***** Given data
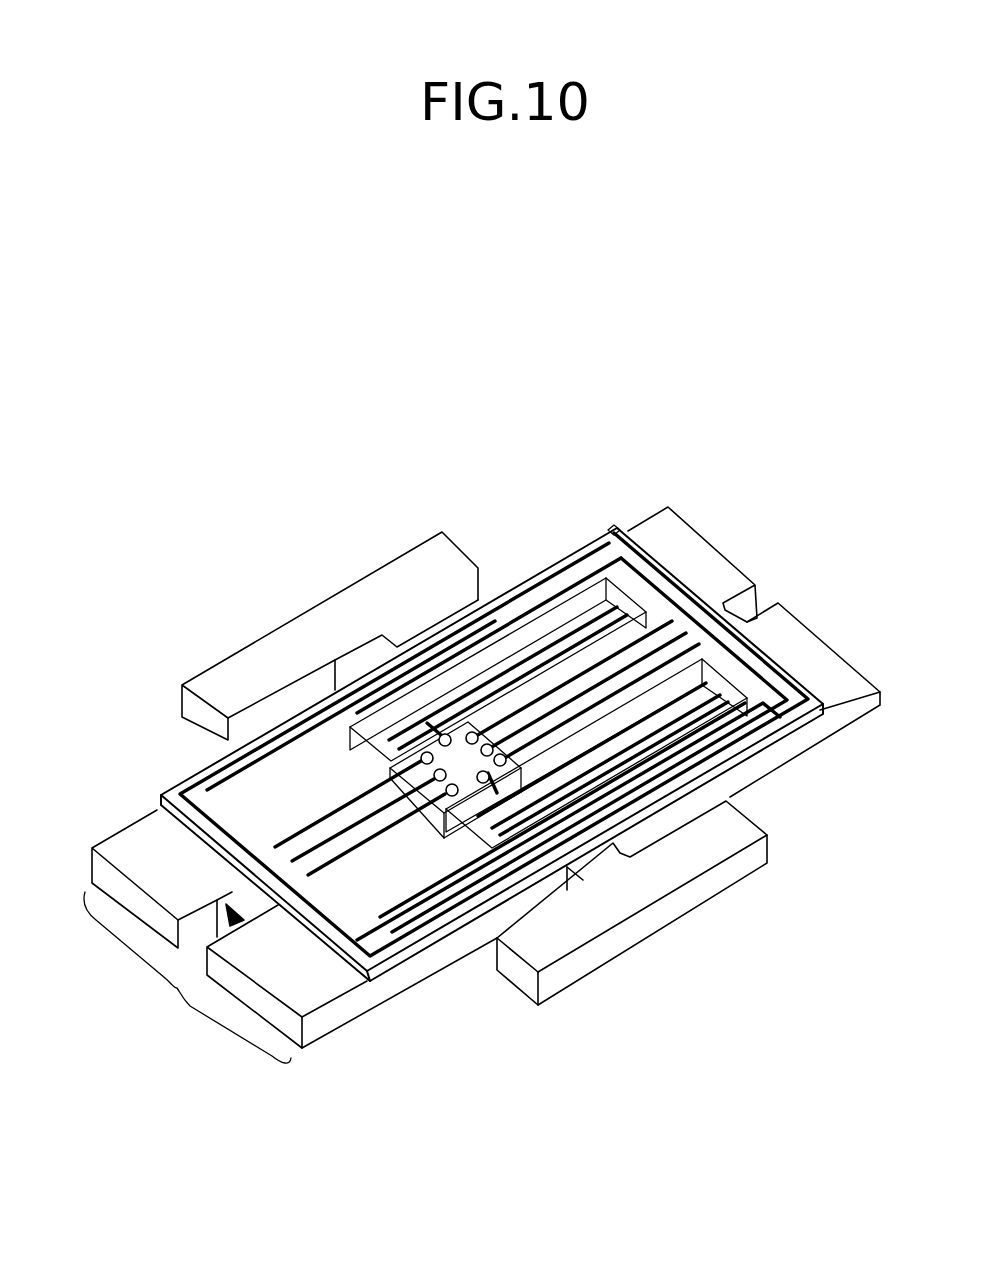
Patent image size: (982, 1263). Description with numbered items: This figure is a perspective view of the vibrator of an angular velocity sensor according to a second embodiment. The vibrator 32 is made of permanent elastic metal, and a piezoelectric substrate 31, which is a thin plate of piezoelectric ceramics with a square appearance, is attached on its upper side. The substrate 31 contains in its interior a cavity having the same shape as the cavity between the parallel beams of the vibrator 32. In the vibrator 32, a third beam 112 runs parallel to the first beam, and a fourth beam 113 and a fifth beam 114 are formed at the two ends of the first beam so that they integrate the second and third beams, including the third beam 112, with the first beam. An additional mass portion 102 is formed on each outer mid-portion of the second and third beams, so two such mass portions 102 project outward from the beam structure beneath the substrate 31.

The piezoelectric substrate 31 is at (614, 527).
The vibrator 32 is at (187, 977).
The additional mass portion 102 is at (338, 616).
The third beam 112 is at (418, 973).
The fourth beam 113 is at (722, 570).
The fifth beam 114 is at (178, 893).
**********
◆ Problem
From the records above, select and copy out in full every line that contains the word "fifth".

◆ Output of the task
Patent image size: (982, 1263). Description with numbered items: This figure is a perspective view of the vibrator of an angular velocity sensor according to a second embodiment. The vibrator 32 is made of permanent elastic metal, and a piezoelectric substrate 31, which is a thin plate of piezoelectric ceramics with a square appearance, is attached on its upper side. The substrate 31 contains in its interior a cavity having the same shape as the cavity between the parallel beams of the vibrator 32. In the vibrator 32, a third beam 112 runs parallel to the first beam, and a fourth beam 113 and a fifth beam 114 are formed at the two ends of the first beam so that they integrate the second and third beams, including the third beam 112, with the first beam. An additional mass portion 102 is formed on each outer mid-portion of the second and third beams, so two such mass portions 102 project outward from the beam structure beneath the substrate 31.
The fifth beam 114 is at (178, 893).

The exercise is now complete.